**Problem to work on:** Are you able to quote each entry exactly as written?
· · · ·
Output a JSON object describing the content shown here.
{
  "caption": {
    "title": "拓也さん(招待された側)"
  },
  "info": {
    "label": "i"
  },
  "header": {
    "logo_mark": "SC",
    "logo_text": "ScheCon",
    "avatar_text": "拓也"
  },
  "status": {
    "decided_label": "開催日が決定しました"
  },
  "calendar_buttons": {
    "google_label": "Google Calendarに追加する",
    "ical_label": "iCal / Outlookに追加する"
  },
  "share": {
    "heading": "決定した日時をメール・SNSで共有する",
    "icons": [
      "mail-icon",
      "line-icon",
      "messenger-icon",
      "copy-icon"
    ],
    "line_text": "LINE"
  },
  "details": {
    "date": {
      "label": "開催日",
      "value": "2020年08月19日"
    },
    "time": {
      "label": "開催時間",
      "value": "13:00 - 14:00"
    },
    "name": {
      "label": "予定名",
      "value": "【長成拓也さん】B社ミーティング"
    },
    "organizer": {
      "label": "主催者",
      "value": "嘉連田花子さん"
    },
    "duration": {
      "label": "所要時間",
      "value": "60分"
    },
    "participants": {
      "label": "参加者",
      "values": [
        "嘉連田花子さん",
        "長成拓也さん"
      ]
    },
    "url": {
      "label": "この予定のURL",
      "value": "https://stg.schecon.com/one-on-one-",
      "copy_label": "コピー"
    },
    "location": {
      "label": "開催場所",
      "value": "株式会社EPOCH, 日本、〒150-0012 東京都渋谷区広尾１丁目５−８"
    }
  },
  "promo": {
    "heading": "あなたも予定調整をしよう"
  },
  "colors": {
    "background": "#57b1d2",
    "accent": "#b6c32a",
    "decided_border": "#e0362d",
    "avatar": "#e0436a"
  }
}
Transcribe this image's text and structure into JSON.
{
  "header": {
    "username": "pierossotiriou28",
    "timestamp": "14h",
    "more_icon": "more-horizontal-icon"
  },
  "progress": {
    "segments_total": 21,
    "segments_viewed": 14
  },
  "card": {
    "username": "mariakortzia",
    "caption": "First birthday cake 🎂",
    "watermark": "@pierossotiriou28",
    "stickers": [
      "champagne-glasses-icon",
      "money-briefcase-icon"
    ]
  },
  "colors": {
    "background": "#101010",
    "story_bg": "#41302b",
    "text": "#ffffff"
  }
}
· · · ·
**Solution to the problem:**
Output a JSON object describing the content shown here.
{
  "caption": {
    "title": "拓也さん(招待された側)"
  },
  "info": {
    "label": "i"
  },
  "header": {
    "logo_mark": "SC",
    "logo_text": "ScheCon",
    "avatar_text": "拓也"
  },
  "status": {
    "decided_label": "開催日が決定しました"
  },
  "calendar_buttons": {
    "google_label": "Google Calendarに追加する",
    "ical_label": "iCal / Outlookに追加する"
  },
  "share": {
    "heading": "決定した日時をメール・SNSで共有する",
    "icons": [
      "mail-icon",
      "line-icon",
      "messenger-icon",
      "copy-icon"
    ],
    "line_text": "LINE"
  },
  "details": {
    "date": {
      "label": "開催日",
      "value": "2020年08月19日"
    },
    "time": {
      "label": "開催時間",
      "value": "13:00 - 14:00"
    },
    "name": {
      "label": "予定名",
      "value": "【長成拓也さん】B社ミーティング"
    },
    "organizer": {
      "label": "主催者",
      "value": "嘉連田花子さん"
    },
    "duration": {
      "label": "所要時間",
      "value": "60分"
    },
    "participants": {
      "label": "参加者",
      "values": [
        "嘉連田花子さん",
        "長成拓也さん"
      ]
    },
    "url": {
      "label": "この予定のURL",
      "value": "https://stg.schecon.com/one-on-one-",
      "copy_label": "コピー"
    },
    "location": {
      "label": "開催場所",
      "value": "株式会社EPOCH, 日本、〒150-0012 東京都渋谷区広尾１丁目５−８"
    }
  },
  "promo": {
    "heading": "あなたも予定調整をしよう"
  },
  "colors": {
    "background": "#57b1d2",
    "accent": "#b6c32a",
    "decided_border": "#e0362d",
    "avatar": "#e0436a"
  }
}
Transcribe this image's text and structure into JSON.
{
  "header": {
    "username": "pierossotiriou28",
    "timestamp": "14h",
    "more_icon": "more-horizontal-icon"
  },
  "progress": {
    "segments_total": 21,
    "segments_viewed": 14
  },
  "card": {
    "username": "mariakortzia",
    "caption": "First birthday cake 🎂",
    "watermark": "@pierossotiriou28",
    "stickers": [
      "champagne-glasses-icon",
      "money-briefcase-icon"
    ]
  },
  "colors": {
    "background": "#101010",
    "story_bg": "#41302b",
    "text": "#ffffff"
  }
}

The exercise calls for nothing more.